> **PROBLEM REQUIREMENTS**
Go through the records and show each line where the word "outlook" occurs.

Dataset listings of figures:
#####
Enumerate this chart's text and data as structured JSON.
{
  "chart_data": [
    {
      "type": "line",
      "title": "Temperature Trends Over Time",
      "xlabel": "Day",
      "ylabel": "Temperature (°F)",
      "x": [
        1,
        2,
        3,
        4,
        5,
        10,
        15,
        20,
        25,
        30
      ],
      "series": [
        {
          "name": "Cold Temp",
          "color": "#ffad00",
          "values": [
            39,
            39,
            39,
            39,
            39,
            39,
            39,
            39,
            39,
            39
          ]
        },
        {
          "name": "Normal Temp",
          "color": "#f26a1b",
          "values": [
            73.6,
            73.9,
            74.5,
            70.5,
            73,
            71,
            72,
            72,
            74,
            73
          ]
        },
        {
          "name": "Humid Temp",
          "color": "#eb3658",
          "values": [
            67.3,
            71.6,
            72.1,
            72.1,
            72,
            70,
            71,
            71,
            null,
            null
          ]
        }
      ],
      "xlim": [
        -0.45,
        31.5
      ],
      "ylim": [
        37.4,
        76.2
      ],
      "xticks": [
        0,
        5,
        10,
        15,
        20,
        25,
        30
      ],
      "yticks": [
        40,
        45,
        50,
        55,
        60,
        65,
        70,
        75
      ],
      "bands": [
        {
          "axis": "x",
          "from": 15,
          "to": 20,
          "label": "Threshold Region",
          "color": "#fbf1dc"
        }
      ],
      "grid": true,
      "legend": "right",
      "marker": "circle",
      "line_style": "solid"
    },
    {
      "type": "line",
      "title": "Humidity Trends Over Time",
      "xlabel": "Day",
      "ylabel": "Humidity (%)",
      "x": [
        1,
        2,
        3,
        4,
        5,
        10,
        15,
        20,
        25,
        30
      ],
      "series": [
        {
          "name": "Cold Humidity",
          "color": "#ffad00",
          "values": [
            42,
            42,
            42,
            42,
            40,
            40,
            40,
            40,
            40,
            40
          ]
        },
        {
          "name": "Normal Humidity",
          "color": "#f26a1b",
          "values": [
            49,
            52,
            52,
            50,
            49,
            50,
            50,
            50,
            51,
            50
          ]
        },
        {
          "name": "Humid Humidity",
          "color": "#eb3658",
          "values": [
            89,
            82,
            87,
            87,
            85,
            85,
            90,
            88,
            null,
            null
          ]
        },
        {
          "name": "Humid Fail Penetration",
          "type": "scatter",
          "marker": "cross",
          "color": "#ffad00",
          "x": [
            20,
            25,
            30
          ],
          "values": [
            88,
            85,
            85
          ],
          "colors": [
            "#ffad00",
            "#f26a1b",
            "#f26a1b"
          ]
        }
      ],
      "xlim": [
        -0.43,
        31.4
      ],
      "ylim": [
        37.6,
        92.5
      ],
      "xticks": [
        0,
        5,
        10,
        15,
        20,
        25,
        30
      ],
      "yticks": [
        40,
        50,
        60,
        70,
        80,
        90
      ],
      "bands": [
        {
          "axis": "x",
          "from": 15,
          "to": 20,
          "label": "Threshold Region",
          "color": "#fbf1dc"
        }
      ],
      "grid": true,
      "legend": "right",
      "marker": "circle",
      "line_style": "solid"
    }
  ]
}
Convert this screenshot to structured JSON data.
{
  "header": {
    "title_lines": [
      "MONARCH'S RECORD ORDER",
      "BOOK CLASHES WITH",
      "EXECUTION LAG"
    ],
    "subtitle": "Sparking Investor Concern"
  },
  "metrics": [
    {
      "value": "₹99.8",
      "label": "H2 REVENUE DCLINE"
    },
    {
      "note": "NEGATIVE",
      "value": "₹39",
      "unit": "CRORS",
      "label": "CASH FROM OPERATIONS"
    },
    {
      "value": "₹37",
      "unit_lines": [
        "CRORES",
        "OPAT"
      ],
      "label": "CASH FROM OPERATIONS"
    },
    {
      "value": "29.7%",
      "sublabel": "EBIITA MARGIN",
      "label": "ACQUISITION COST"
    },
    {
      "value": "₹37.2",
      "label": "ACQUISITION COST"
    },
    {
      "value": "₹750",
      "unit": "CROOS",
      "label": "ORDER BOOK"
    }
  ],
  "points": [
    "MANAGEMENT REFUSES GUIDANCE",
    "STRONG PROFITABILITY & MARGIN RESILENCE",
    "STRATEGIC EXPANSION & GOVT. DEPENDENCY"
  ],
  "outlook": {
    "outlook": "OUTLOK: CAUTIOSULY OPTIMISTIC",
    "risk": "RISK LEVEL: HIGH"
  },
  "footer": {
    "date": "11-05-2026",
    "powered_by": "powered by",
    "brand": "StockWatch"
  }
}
#####
> **COMPLETE RESPONSE**
  "outlook": {
    "outlook": "OUTLOK: CAUTIOSULY OPTIMISTIC",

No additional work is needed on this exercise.